§ Exercise aim
Look through the data below. Show each line where the string "Белобережская" occurs.

=-=-=

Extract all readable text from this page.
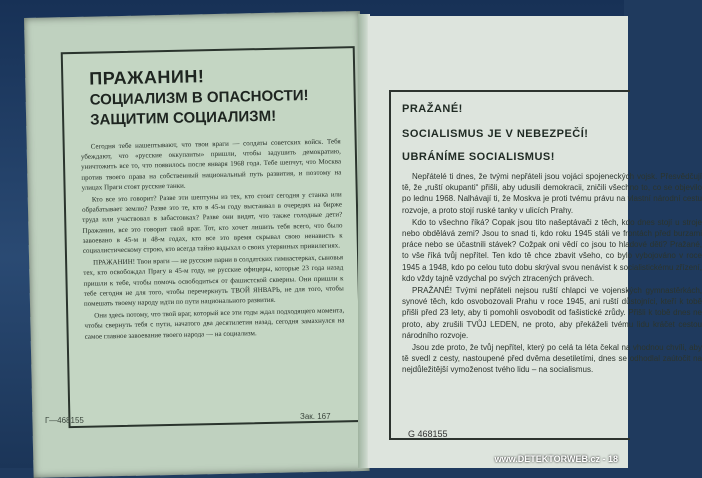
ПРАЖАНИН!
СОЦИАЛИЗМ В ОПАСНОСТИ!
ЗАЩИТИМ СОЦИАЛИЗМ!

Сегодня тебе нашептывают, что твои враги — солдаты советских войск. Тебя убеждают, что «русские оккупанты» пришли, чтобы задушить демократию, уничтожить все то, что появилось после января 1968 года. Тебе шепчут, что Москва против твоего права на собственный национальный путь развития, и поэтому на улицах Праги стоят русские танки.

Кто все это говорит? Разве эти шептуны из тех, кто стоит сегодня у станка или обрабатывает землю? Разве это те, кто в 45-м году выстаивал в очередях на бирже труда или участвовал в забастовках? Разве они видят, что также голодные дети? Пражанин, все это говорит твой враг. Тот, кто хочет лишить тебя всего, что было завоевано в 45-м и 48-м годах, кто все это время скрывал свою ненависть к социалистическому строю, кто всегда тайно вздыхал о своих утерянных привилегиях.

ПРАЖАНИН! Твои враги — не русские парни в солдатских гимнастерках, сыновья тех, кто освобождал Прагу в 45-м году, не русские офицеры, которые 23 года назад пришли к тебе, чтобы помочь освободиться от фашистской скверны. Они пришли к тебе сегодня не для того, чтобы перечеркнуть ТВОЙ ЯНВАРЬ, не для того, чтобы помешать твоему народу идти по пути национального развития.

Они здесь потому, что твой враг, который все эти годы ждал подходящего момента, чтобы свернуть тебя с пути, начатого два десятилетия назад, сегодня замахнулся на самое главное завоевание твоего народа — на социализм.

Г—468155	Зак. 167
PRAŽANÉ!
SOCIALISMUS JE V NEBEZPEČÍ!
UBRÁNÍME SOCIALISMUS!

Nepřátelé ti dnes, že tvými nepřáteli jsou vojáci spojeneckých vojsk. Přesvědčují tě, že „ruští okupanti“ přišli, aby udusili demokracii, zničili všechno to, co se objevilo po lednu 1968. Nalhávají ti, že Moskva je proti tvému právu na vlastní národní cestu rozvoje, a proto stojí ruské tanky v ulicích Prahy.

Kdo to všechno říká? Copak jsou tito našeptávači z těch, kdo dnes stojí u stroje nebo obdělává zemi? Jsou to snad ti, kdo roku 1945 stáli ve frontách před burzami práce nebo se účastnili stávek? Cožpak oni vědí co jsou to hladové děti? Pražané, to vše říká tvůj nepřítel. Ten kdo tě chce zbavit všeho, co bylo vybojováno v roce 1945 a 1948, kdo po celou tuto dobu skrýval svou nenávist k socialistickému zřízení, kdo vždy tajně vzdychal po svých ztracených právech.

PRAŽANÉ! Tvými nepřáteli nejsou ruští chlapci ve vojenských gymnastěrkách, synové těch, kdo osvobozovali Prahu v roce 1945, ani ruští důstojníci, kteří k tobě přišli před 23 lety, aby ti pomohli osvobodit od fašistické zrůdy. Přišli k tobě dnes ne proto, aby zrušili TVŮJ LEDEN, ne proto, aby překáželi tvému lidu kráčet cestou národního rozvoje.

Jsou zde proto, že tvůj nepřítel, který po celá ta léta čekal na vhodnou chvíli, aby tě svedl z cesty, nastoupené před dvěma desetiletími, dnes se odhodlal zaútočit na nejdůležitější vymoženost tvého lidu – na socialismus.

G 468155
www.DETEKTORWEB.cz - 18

=-=-=

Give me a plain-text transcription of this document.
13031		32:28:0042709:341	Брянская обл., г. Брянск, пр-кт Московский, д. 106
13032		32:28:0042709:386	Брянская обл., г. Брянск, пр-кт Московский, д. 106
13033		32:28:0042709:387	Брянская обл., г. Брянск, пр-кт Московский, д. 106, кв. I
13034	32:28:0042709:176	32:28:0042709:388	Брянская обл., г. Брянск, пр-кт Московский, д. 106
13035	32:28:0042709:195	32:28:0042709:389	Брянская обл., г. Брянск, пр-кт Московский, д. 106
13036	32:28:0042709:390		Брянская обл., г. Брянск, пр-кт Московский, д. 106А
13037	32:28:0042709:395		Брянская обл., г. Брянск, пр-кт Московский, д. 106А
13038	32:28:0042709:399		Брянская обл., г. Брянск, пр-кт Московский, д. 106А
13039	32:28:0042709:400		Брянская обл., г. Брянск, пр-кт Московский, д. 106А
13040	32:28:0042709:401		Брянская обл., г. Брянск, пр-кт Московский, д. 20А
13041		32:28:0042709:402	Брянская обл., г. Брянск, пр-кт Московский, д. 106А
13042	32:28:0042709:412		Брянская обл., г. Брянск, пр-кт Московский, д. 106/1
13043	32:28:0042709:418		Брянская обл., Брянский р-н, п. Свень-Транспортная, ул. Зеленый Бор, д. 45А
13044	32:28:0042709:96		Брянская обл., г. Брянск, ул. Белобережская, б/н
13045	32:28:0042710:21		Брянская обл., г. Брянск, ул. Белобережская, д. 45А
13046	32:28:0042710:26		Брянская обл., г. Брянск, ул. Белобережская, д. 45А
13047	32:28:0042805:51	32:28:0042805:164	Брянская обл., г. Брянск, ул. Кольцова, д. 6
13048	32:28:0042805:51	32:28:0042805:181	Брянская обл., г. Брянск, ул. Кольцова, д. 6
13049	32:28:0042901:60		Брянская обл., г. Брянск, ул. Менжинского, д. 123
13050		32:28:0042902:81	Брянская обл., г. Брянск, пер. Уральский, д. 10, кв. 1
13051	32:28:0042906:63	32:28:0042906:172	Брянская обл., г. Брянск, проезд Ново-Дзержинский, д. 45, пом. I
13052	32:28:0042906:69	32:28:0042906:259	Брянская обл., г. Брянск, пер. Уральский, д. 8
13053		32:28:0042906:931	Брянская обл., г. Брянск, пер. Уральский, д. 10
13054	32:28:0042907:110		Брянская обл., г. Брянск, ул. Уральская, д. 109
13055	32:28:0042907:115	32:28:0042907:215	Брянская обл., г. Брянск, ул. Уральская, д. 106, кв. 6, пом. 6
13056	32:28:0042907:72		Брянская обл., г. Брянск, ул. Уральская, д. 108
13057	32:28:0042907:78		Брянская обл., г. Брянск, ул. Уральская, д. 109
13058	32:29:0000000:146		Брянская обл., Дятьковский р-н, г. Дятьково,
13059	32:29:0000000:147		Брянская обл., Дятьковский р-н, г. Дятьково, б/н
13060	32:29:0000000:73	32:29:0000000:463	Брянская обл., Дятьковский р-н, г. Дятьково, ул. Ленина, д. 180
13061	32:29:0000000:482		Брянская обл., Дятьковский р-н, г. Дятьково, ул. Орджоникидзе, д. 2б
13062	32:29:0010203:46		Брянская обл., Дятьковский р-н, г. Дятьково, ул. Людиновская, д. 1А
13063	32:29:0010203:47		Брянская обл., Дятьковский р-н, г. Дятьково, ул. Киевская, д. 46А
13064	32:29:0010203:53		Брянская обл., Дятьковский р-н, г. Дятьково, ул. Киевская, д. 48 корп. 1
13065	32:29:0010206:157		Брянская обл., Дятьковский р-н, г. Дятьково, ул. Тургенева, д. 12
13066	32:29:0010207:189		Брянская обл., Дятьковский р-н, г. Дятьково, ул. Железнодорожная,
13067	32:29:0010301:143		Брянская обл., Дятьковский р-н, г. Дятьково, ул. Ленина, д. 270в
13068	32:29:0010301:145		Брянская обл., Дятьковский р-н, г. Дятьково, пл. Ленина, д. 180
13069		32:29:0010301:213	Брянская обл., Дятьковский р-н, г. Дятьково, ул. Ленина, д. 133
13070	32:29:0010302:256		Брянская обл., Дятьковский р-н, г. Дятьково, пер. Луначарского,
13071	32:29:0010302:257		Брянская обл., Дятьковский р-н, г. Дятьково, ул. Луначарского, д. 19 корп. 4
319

=-=-=

§ Reply
13044	32:28:0042709:96		Брянская обл., г. Брянск, ул. Белобережская, б/н
13045	32:28:0042710:21		Брянская обл., г. Брянск, ул. Белобережская, д. 45А
13046	32:28:0042710:26		Брянская обл., г. Брянск, ул. Белобережская, д. 45А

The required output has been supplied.